***** SUPPLIED DATA

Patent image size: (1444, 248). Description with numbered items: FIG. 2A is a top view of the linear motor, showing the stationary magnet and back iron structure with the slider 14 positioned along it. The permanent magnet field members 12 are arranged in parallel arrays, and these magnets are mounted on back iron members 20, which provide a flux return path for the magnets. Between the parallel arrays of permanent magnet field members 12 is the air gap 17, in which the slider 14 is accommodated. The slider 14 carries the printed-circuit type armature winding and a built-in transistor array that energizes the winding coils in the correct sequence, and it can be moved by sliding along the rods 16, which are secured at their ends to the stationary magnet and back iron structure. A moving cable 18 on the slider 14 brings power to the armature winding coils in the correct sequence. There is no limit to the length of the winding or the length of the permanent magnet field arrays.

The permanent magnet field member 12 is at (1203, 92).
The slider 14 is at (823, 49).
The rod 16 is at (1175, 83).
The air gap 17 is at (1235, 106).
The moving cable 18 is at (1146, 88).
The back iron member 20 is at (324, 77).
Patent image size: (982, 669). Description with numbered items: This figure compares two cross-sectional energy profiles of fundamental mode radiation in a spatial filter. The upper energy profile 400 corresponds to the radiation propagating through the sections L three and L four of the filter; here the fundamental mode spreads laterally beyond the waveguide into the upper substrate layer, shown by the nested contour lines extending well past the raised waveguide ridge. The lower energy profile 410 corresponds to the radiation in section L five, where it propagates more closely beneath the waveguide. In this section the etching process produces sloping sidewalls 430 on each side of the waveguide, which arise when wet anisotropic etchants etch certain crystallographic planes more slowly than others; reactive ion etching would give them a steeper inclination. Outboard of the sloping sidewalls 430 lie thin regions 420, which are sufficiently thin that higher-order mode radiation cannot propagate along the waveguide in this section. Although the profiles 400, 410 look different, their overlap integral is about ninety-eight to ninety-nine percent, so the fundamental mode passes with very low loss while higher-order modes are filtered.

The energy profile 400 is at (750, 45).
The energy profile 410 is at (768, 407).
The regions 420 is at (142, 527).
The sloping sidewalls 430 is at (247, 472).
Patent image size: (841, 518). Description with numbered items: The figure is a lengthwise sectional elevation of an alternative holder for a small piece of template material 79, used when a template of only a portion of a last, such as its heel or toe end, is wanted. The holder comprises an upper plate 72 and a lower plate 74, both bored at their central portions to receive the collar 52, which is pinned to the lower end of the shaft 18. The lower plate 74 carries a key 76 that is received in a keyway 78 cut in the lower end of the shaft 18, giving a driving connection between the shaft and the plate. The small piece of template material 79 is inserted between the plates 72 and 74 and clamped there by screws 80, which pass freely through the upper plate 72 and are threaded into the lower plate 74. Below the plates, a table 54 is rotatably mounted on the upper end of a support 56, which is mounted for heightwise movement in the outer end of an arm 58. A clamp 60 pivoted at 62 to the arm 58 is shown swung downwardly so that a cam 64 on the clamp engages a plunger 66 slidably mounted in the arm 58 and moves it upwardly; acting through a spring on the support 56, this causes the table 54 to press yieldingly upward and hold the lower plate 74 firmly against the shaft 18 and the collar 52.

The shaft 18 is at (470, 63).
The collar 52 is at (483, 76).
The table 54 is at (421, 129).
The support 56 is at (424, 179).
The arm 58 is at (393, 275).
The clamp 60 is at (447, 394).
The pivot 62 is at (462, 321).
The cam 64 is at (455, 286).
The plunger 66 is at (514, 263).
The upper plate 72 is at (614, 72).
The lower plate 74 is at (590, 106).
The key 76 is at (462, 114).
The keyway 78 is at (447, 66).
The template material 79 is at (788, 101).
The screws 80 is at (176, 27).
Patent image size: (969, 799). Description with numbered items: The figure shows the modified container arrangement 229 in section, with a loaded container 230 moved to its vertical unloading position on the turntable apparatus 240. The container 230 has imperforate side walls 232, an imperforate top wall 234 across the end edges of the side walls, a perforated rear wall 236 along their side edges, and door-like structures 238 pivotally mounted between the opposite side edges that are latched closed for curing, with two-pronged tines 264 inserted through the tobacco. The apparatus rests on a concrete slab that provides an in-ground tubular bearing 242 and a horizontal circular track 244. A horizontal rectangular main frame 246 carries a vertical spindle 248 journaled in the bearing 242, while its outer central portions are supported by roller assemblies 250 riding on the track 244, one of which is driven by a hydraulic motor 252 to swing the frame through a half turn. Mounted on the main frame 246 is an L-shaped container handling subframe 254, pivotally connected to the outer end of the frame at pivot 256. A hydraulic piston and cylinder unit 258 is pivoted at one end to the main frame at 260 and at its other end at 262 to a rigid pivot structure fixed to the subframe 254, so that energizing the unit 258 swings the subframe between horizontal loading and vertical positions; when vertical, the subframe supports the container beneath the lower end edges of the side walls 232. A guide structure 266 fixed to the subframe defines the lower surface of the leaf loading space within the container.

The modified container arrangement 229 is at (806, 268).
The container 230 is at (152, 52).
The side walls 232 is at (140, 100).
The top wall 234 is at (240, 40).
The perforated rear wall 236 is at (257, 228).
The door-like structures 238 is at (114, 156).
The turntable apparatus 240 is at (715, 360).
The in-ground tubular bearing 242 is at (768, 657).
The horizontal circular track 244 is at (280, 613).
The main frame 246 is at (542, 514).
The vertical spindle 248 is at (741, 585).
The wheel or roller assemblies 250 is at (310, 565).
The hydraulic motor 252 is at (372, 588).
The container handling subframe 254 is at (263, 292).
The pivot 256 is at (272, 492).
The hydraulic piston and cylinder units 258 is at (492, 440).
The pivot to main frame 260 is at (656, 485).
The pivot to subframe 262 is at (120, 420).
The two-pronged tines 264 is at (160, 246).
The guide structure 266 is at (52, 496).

**********

Locate each line in the listing above that contains the word "cylinder" and copy those lines.

Patent image size: (969, 799). Description with numbered items: The figure shows the modified container arrangement 229 in section, with a loaded container 230 moved to its vertical unloading position on the turntable apparatus 240. The container 230 has imperforate side walls 232, an imperforate top wall 234 across the end edges of the side walls, a perforated rear wall 236 along their side edges, and door-like structures 238 pivotally mounted between the opposite side edges that are latched closed for curing, with two-pronged tines 264 inserted through the tobacco. The apparatus rests on a concrete slab that provides an in-ground tubular bearing 242 and a horizontal circular track 244. A horizontal rectangular main frame 246 carries a vertical spindle 248 journaled in the bearing 242, while its outer central portions are supported by roller assemblies 250 riding on the track 244, one of which is driven by a hydraulic motor 252 to swing the frame through a half turn. Mounted on the main frame 246 is an L-shaped container handling subframe 254, pivotally connected to the outer end of the frame at pivot 256. A hydraulic piston and cylinder unit 258 is pivoted at one end to the main frame at 260 and at its other end at 262 to a rigid pivot structure fixed to the subframe 254, so that energizing the unit 258 swings the subframe between horizontal loading and vertical positions; when vertical, the subframe supports the container beneath the lower end edges of the side walls 232. A guide structure 266 fixed to the subframe defines the lower surface of the leaf loading space within the container.
The hydraulic piston and cylinder units 258 is at (492, 440).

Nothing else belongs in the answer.